● **BLOCO DE TEXTO**
################

Casamento

Desde os primórdios da vida humana já existia o casamento. Como fato natural, a família precedeu o casamento, formada que foi pelo impulso biológico que originalmente uniam o homem e a mulher.

Segundo Carlos Celso Orcesi da Costa (1987, p.5):

nos primórdios dos tempos, o ser humano, destituído de inteligência, como qualquer outro animal, relacionava-se entre si apenas mediante o instinto que o encaminhava a procriação e a preservação da espécie. Através de comandos instintivos o casal se encontra apenas no momento da procriação, atraído pelo instinto, quase sempre em determinada estação do ano.

A idéia de legalização das Uniões surgiu com a sua consumação por força da afeição mútua, formando-se assim o casamento.

No Brasil Colônia eram conhecidas três modalidades de casamento: o católico, celebrado segundo as normas do conselho de Trento (1563) ; o casamento misto, entre católicos e não católicos e o casamento que unia membros de seitas diferentes.

Na Constituição Federal de 1824, o matrimônio foi completamente ignorado. Só na Constituição outorgada de 1890, é que apareceu pela primeira vez a referencia ao casamento. A Constituição de 1891 consolidou que a Republica só reconhecia o casamento civil. Nas Constituições que se seguiram veio mantida a Instituição, com a proteção, inclusive, do casamento religioso com efeitos civis (Constituição de 1934 e 1946).

Com a edição do Código Civil de 1916 o único modo de constituição da família era o casamento, e este era indissolúvel.

Na Constituição vigente, 1988, o casamento está disciplinado no art.226 e seguintes. Ocorreu a chamada constitucionalização do direito civil, isto para dar mais efetividade ao que preceitua o Código Civil, deixando de ser o casamento o único marco a identificar a existência de uma família.

No Código Civil de 2002 não consta um conceito de casamento, porém os juristas, interpretando os dispositivos legais, tentaram defini-lo mantendo sempre, a união do homem e da mulher.

Pontes de Miranda (op.cit., p55) conceitua casamento como sendo" a relação ética entre um homem e uma mulher".

Já a professora Maria Helena Diniz (2004, p.39) diz que "é vinculo jurídico entre o homem e a mulher que visa o auxilio mutuo, material e espiritual, de modo que haja uma integração fisiopsiquica e a constituição de uma família".

A conceituação de casamento não pode ser imutável, como diz João Batista Candido (1997, p.34):

É toda e qualquer definição sobre casamento, sofrera, ao longo do tempo, alteração significativa, seja em face ao enfoque que a ele se de como instituição como contrato ou como ato seja em razão das modificações sofridas pela própria família e, logicamente, da sociedade.

################

● **DADOS EXIBIDOS**
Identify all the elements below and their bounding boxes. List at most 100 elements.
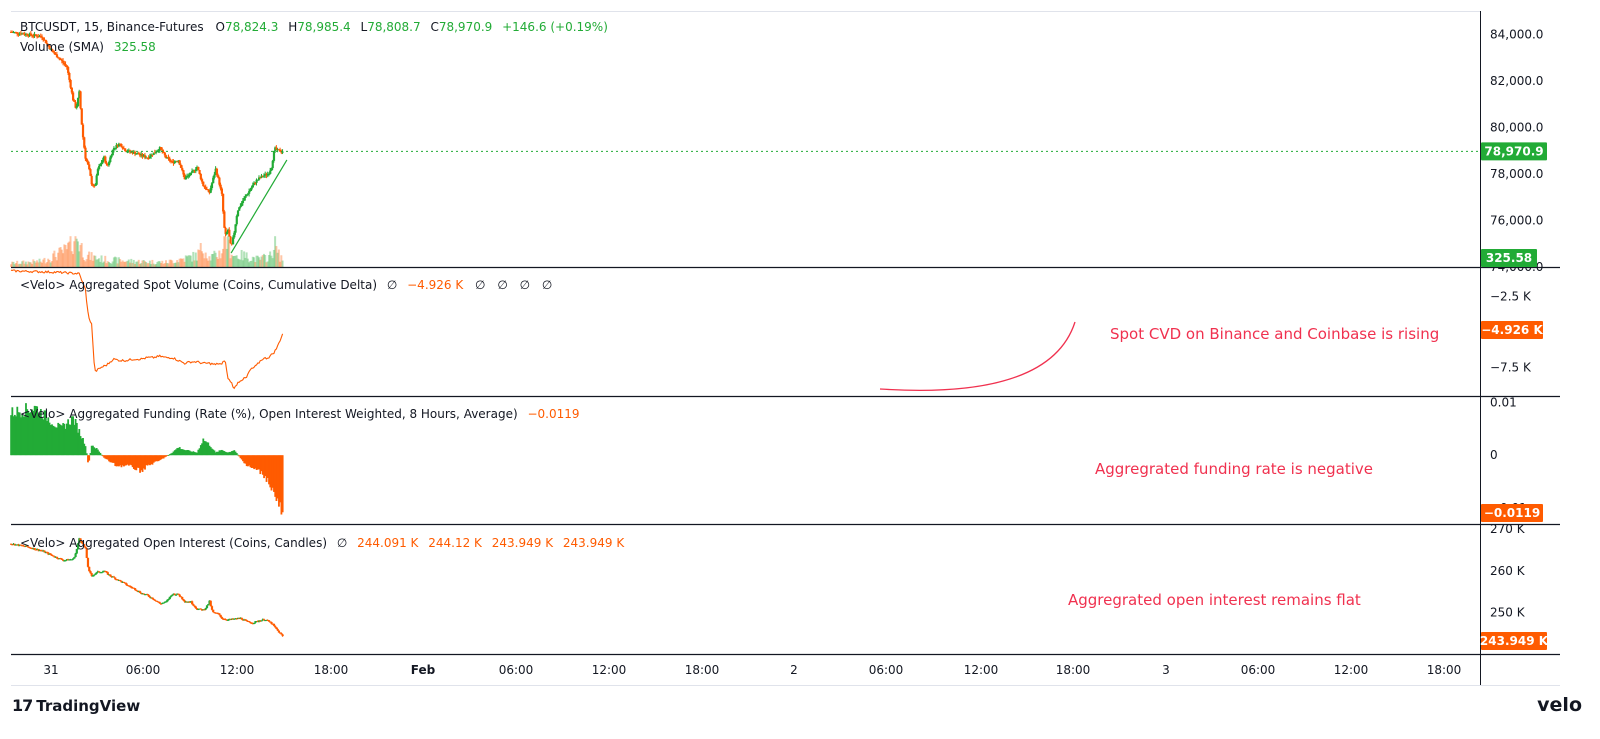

################

● **OBJETIVO DA TAREFA**
No texto sobre casamento, explique por que ocorreu a chamada constitucionalização do direito civil com a Constituição de 1988. Use de uma a três frases. As linhas formam um material separado do texto.

● **RESPOSTA ESCRITA**
A constitucionalização do direito civil ocorreu para dar mais efetividade ao que preceitua o Código Civil. Assim, o casamento deixou de ser o único marco a identificar a existência de uma família.